--- begin Dataset rows ---

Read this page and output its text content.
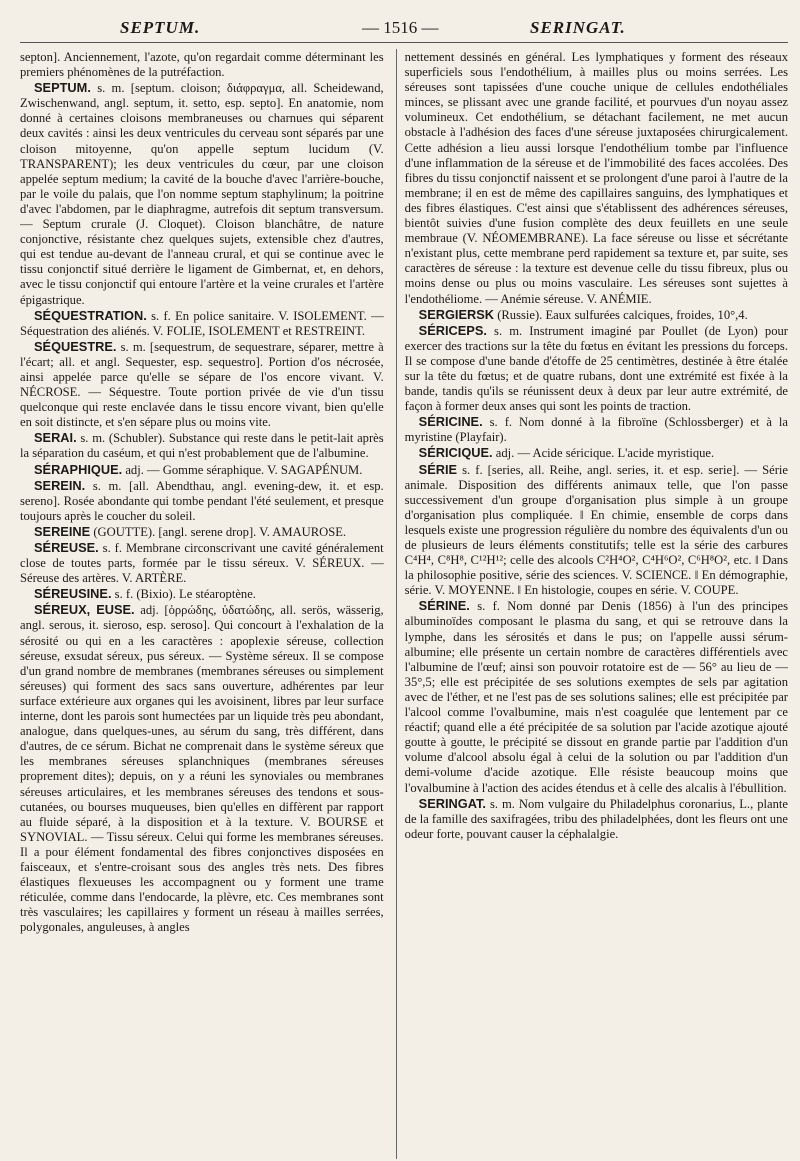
SEPTUM.	— 1516 —	SERINGAT.

septon]. Anciennement, l'azote, qu'on regardait comme déterminant les premiers phénomènes de la putréfaction.

SEPTUM. s. m. [septum. cloison; διάφραγμα, all. Scheidewand, Zwischenwand, angl. septum, it. setto, esp. septo]. En anatomie, nom donné à certaines cloisons membraneuses ou charnues qui séparent deux cavités : ainsi les deux ventricules du cerveau sont séparés par une cloison mitoyenne, qu'on appelle septum lucidum (V. TRANSPARENT); les deux ventricules du cœur, par une cloison appelée septum medium; la cavité de la bouche d'avec l'arrière-bouche, par le voile du palais, que l'on nomme septum staphylinum; la poitrine d'avec l'abdomen, par le diaphragme, autrefois dit septum transversum. — Septum crurale (J. Cloquet). Cloison blanchâtre, de nature conjonctive, résistante chez quelques sujets, extensible chez d'autres, qui est tendue au-devant de l'anneau crural, et qui se continue avec le tissu conjonctif situé derrière le ligament de Gimbernat, et, en dehors, avec le tissu conjonctif qui entoure l'artère et la veine crurales et l'artère épigastrique.

SÉQUESTRATION. s. f. En police sanitaire. V. ISOLEMENT. — Séquestration des aliénés. V. FOLIE, ISOLEMENT et RESTREINT.

SÉQUESTRE. s. m. [sequestrum, de sequestrare, séparer, mettre à l'écart; all. et angl. Sequester, esp. sequestro]. Portion d'os nécrosée, ainsi appelée parce qu'elle se sépare de l'os encore vivant. V. NÉCROSE. — Séquestre. Toute portion privée de vie d'un tissu quelconque qui reste enclavée dans le tissu encore vivant, bien qu'elle en soit distincte, et s'en sépare plus ou moins vite.

SERAI. s. m. (Schubler). Substance qui reste dans le petit-lait après la séparation du caséum, et qui n'est probablement que de l'albumine.

SÉRAPHIQUE. adj. — Gomme séraphique. V. SAGAPÉNUM.

SEREIN. s. m. [all. Abendthau, angl. evening-dew, it. et esp. sereno]. Rosée abondante qui tombe pendant l'été seulement, et presque toujours après le coucher du soleil.

SEREINE (GOUTTE). [angl. serene drop]. V. AMAUROSE.

SÉREUSE. s. f. Membrane circonscrivant une cavité généralement close de toutes parts, formée par le tissu séreux. V. SÉREUX. — Séreuse des artères. V. ARTÈRE.

SÉREUSINE. s. f. (Bixio). Le stéaroptène.

SÉREUX, EUSE. adj. [ὀρρώδης, ὑδατώδης, all. serös, wässerig, angl. serous, it. sieroso, esp. seroso]. Qui concourt à l'exhalation de la sérosité ou qui en a les caractères : apoplexie séreuse, collection séreuse, exsudat séreux, pus séreux. — Système séreux. Il se compose d'un grand nombre de membranes (membranes séreuses ou simplement séreuses) qui forment des sacs sans ouverture, adhérentes par leur surface extérieure aux organes qui les avoisinent, libres par leur surface interne, dont les parois sont humectées par un liquide très peu abondant, analogue, dans quelques-unes, au sérum du sang, très différent, dans d'autres, de ce sérum. Bichat ne comprenait dans le système séreux que les membranes séreuses splanchniques (membranes séreuses proprement dites); depuis, on y a réuni les synoviales ou membranes séreuses articulaires, et les membranes séreuses des tendons et sous-cutanées, ou bourses muqueuses, bien qu'elles en diffèrent par rapport au fluide séparé, à la disposition et à la texture. V. BOURSE et SYNOVIAL. — Tissu séreux. Celui qui forme les membranes séreuses. Il a pour élément fondamental des fibres conjonctives disposées en faisceaux, et s'entre-croisant sous des angles très nets. Des fibres élastiques flexueuses les accompagnent ou y forment une trame réticulée, comme dans l'endocarde, la plèvre, etc. Ces membranes sont très vasculaires; les capillaires y forment un réseau à mailles serrées, polygonales, anguleuses, à angles

nettement dessinés en général. Les lymphatiques y forment des réseaux superficiels sous l'endothélium, à mailles plus ou moins serrées. Les séreuses sont tapissées d'une couche unique de cellules endothéliales minces, se plissant avec une grande facilité, et pourvues d'un noyau assez volumineux. Cet endothélium, se détachant facilement, ne met aucun obstacle à l'adhésion des faces d'une séreuse juxtaposées chirurgicalement. Cette adhésion a lieu aussi lorsque l'endothélium tombe par l'influence d'une inflammation de la séreuse et de l'immobilité des faces accolées. Des fibres du tissu conjonctif naissent et se prolongent d'une paroi à l'autre de la membrane; il en est de même des capillaires sanguins, des lymphatiques et des fibres élastiques. C'est ainsi que s'établissent des adhérences séreuses, bientôt suivies d'une fusion complète des deux feuillets en une seule membraue (V. NÉOMEMBRANE). La face séreuse ou lisse et sécrétante n'existant plus, cette membrane perd rapidement sa texture et, par suite, ses caractères de séreuse : la texture est devenue celle du tissu fibreux, plus ou moins dense ou plus ou moins vasculaire. Les séreuses sont sujettes à l'endothéliome. — Anémie séreuse. V. ANÉMIE.

SERGIERSK (Russie). Eaux sulfurées calciques, froides, 10°,4.

SÉRICEPS. s. m. Instrument imaginé par Poullet (de Lyon) pour exercer des tractions sur la tête du fœtus en évitant les pressions du forceps. Il se compose d'une bande d'étoffe de 25 centimètres, destinée à être étalée sur la tête du fœtus; et de quatre rubans, dont une extrémité est fixée à la bande, tandis qu'ils se réunissent deux à deux par leur autre extrémité, de façon à former deux anses qui sont les points de traction.

SÉRICINE. s. f. Nom donné à la fibroïne (Schlossberger) et à la myristine (Playfair).

SÉRICIQUE. adj. — Acide séricique. L'acide myristique.

SÉRIE s. f. [series, all. Reihe, angl. series, it. et esp. serie]. — Série animale. Disposition des différents animaux telle, que l'on passe successivement d'un groupe d'organisation plus simple à un groupe d'organisation plus compliquée. ‖ En chimie, ensemble de corps dans lesquels existe une progression régulière du nombre des équivalents d'un ou de plusieurs de leurs éléments constitutifs; telle est la série des carbures C⁴H⁴, C⁸H⁸, C¹²H¹²; celle des alcools C²H⁴O², C⁴H⁶O², C⁶H⁸O², etc. ‖ Dans la philosophie positive, série des sciences. V. SCIENCE. ‖ En démographie, série. V. MOYENNE. ‖ En histologie, coupes en série. V. COUPE.

SÉRINE. s. f. Nom donné par Denis (1856) à l'un des principes albuminoïdes composant le plasma du sang, et qui se retrouve dans la lymphe, dans les sérosités et dans le pus; on l'appelle aussi sérum-albumine; elle présente un certain nombre de caractères différentiels avec l'albumine de l'œuf; ainsi son pouvoir rotatoire est de — 56° au lieu de — 35°,5; elle est précipitée de ses solutions exemptes de sels par agitation avec de l'éther, et ne l'est pas de ses solutions salines; elle est précipitée par l'alcool comme l'ovalbumine, mais n'est coagulée que lentement par ce réactif; quand elle a été précipitée de sa solution par l'acide azotique ajouté goutte à goutte, le précipité se dissout en grande partie par l'addition d'un volume d'alcool absolu égal à celui de la solution ou par l'addition d'un demi-volume d'acide azotique. Elle résiste beaucoup moins que l'ovalbumine à l'action des acides étendus et à celle des alcalis à l'ébullition.

SERINGAT. s. m. Nom vulgaire du Philadelphus coronarius, L., plante de la famille des saxifragées, tribu des philadelphées, dont les fleurs ont une odeur forte, pouvant causer la céphalalgie.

--- end Dataset rows ---

Copy every record character for character. Skip the pictures.

Final result
Read this page and output its text content.
SEPTUM.	— 1516 —	SERINGAT.

septon]. Anciennement, l'azote, qu'on regardait comme déterminant les premiers phénomènes de la putréfaction.

SEPTUM. s. m. [septum. cloison; διάφραγμα, all. Scheidewand, Zwischenwand, angl. septum, it. setto, esp. septo]. En anatomie, nom donné à certaines cloisons membraneuses ou charnues qui séparent deux cavités : ainsi les deux ventricules du cerveau sont séparés par une cloison mitoyenne, qu'on appelle septum lucidum (V. TRANSPARENT); les deux ventricules du cœur, par une cloison appelée septum medium; la cavité de la bouche d'avec l'arrière-bouche, par le voile du palais, que l'on nomme septum staphylinum; la poitrine d'avec l'abdomen, par le diaphragme, autrefois dit septum transversum. — Septum crurale (J. Cloquet). Cloison blanchâtre, de nature conjonctive, résistante chez quelques sujets, extensible chez d'autres, qui est tendue au-devant de l'anneau crural, et qui se continue avec le tissu conjonctif situé derrière le ligament de Gimbernat, et, en dehors, avec le tissu conjonctif qui entoure l'artère et la veine crurales et l'artère épigastrique.

SÉQUESTRATION. s. f. En police sanitaire. V. ISOLEMENT. — Séquestration des aliénés. V. FOLIE, ISOLEMENT et RESTREINT.

SÉQUESTRE. s. m. [sequestrum, de sequestrare, séparer, mettre à l'écart; all. et angl. Sequester, esp. sequestro]. Portion d'os nécrosée, ainsi appelée parce qu'elle se sépare de l'os encore vivant. V. NÉCROSE. — Séquestre. Toute portion privée de vie d'un tissu quelconque qui reste enclavée dans le tissu encore vivant, bien qu'elle en soit distincte, et s'en sépare plus ou moins vite.

SERAI. s. m. (Schubler). Substance qui reste dans le petit-lait après la séparation du caséum, et qui n'est probablement que de l'albumine.

SÉRAPHIQUE. adj. — Gomme séraphique. V. SAGAPÉNUM.

SEREIN. s. m. [all. Abendthau, angl. evening-dew, it. et esp. sereno]. Rosée abondante qui tombe pendant l'été seulement, et presque toujours après le coucher du soleil.

SEREINE (GOUTTE). [angl. serene drop]. V. AMAUROSE.

SÉREUSE. s. f. Membrane circonscrivant une cavité généralement close de toutes parts, formée par le tissu séreux. V. SÉREUX. — Séreuse des artères. V. ARTÈRE.

SÉREUSINE. s. f. (Bixio). Le stéaroptène.

SÉREUX, EUSE. adj. [ὀρρώδης, ὑδατώδης, all. serös, wässerig, angl. serous, it. sieroso, esp. seroso]. Qui concourt à l'exhalation de la sérosité ou qui en a les caractères : apoplexie séreuse, collection séreuse, exsudat séreux, pus séreux. — Système séreux. Il se compose d'un grand nombre de membranes (membranes séreuses ou simplement séreuses) qui forment des sacs sans ouverture, adhérentes par leur surface extérieure aux organes qui les avoisinent, libres par leur surface interne, dont les parois sont humectées par un liquide très peu abondant, analogue, dans quelques-unes, au sérum du sang, très différent, dans d'autres, de ce sérum. Bichat ne comprenait dans le système séreux que les membranes séreuses splanchniques (membranes séreuses proprement dites); depuis, on y a réuni les synoviales ou membranes séreuses articulaires, et les membranes séreuses des tendons et sous-cutanées, ou bourses muqueuses, bien qu'elles en diffèrent par rapport au fluide séparé, à la disposition et à la texture. V. BOURSE et SYNOVIAL. — Tissu séreux. Celui qui forme les membranes séreuses. Il a pour élément fondamental des fibres conjonctives disposées en faisceaux, et s'entre-croisant sous des angles très nets. Des fibres élastiques flexueuses les accompagnent ou y forment une trame réticulée, comme dans l'endocarde, la plèvre, etc. Ces membranes sont très vasculaires; les capillaires y forment un réseau à mailles serrées, polygonales, anguleuses, à angles

nettement dessinés en général. Les lymphatiques y forment des réseaux superficiels sous l'endothélium, à mailles plus ou moins serrées. Les séreuses sont tapissées d'une couche unique de cellules endothéliales minces, se plissant avec une grande facilité, et pourvues d'un noyau assez volumineux. Cet endothélium, se détachant facilement, ne met aucun obstacle à l'adhésion des faces d'une séreuse juxtaposées chirurgicalement. Cette adhésion a lieu aussi lorsque l'endothélium tombe par l'influence d'une inflammation de la séreuse et de l'immobilité des faces accolées. Des fibres du tissu conjonctif naissent et se prolongent d'une paroi à l'autre de la membrane; il en est de même des capillaires sanguins, des lymphatiques et des fibres élastiques. C'est ainsi que s'établissent des adhérences séreuses, bientôt suivies d'une fusion complète des deux feuillets en une seule membraue (V. NÉOMEMBRANE). La face séreuse ou lisse et sécrétante n'existant plus, cette membrane perd rapidement sa texture et, par suite, ses caractères de séreuse : la texture est devenue celle du tissu fibreux, plus ou moins dense ou plus ou moins vasculaire. Les séreuses sont sujettes à l'endothéliome. — Anémie séreuse. V. ANÉMIE.

SERGIERSK (Russie). Eaux sulfurées calciques, froides, 10°,4.

SÉRICEPS. s. m. Instrument imaginé par Poullet (de Lyon) pour exercer des tractions sur la tête du fœtus en évitant les pressions du forceps. Il se compose d'une bande d'étoffe de 25 centimètres, destinée à être étalée sur la tête du fœtus; et de quatre rubans, dont une extrémité est fixée à la bande, tandis qu'ils se réunissent deux à deux par leur autre extrémité, de façon à former deux anses qui sont les points de traction.

SÉRICINE. s. f. Nom donné à la fibroïne (Schlossberger) et à la myristine (Playfair).

SÉRICIQUE. adj. — Acide séricique. L'acide myristique.

SÉRIE s. f. [series, all. Reihe, angl. series, it. et esp. serie]. — Série animale. Disposition des différents animaux telle, que l'on passe successivement d'un groupe d'organisation plus simple à un groupe d'organisation plus compliquée. ‖ En chimie, ensemble de corps dans lesquels existe une progression régulière du nombre des équivalents d'un ou de plusieurs de leurs éléments constitutifs; telle est la série des carbures C⁴H⁴, C⁸H⁸, C¹²H¹²; celle des alcools C²H⁴O², C⁴H⁶O², C⁶H⁸O², etc. ‖ Dans la philosophie positive, série des sciences. V. SCIENCE. ‖ En démographie, série. V. MOYENNE. ‖ En histologie, coupes en série. V. COUPE.

SÉRINE. s. f. Nom donné par Denis (1856) à l'un des principes albuminoïdes composant le plasma du sang, et qui se retrouve dans la lymphe, dans les sérosités et dans le pus; on l'appelle aussi sérum-albumine; elle présente un certain nombre de caractères différentiels avec l'albumine de l'œuf; ainsi son pouvoir rotatoire est de — 56° au lieu de — 35°,5; elle est précipitée de ses solutions exemptes de sels par agitation avec de l'éther, et ne l'est pas de ses solutions salines; elle est précipitée par l'alcool comme l'ovalbumine, mais n'est coagulée que lentement par ce réactif; quand elle a été précipitée de sa solution par l'acide azotique ajouté goutte à goutte, le précipité se dissout en grande partie par l'addition d'un volume d'alcool absolu égal à celui de la solution ou par l'addition d'un demi-volume d'acide azotique. Elle résiste beaucoup moins que l'ovalbumine à l'action des acides étendus et à celle des alcalis à l'ébullition.

SERINGAT. s. m. Nom vulgaire du Philadelphus coronarius, L., plante de la famille des saxifragées, tribu des philadelphées, dont les fleurs ont une odeur forte, pouvant causer la céphalalgie.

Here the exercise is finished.